In the data below, find every line with the string "juli" and pull it out.

━━━━━ Provided material ━━━━━

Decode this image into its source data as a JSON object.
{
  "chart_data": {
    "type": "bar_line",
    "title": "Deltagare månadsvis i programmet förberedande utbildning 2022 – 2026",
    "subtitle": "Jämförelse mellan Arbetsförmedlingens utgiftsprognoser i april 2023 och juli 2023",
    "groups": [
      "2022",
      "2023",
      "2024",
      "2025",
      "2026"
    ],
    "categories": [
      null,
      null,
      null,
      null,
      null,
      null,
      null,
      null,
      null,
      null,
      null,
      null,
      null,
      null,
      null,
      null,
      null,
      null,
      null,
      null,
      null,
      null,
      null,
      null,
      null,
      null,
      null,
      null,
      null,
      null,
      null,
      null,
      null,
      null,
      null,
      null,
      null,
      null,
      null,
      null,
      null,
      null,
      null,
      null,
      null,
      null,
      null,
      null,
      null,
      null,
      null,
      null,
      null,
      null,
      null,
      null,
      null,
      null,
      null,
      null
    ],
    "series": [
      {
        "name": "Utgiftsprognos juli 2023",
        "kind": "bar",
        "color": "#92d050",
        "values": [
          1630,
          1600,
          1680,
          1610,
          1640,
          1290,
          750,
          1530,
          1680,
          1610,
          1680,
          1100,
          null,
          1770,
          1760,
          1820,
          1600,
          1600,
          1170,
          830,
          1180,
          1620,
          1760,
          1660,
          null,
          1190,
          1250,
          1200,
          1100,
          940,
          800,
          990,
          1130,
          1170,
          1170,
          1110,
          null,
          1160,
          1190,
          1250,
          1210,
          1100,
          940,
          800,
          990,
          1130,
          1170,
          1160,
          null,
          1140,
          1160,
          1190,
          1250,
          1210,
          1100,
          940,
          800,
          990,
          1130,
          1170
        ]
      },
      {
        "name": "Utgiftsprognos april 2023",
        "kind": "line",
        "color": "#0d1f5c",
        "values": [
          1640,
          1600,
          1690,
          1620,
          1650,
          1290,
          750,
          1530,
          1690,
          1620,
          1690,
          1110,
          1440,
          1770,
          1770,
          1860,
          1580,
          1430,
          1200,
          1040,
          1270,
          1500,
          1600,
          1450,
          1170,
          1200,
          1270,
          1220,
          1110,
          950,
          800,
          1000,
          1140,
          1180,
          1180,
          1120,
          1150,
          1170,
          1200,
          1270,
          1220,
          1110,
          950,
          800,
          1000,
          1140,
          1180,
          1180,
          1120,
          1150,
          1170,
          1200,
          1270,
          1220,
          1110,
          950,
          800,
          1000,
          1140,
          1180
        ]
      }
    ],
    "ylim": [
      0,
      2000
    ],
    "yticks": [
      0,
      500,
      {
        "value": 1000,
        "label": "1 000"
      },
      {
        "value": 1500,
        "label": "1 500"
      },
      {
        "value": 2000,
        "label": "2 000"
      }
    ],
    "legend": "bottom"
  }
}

━━━━━

Response:
    "subtitle": "Jämförelse mellan Arbetsförmedlingens utgiftsprognoser i april 2023 och juli 2023",
        "name": "Utgiftsprognos juli 2023",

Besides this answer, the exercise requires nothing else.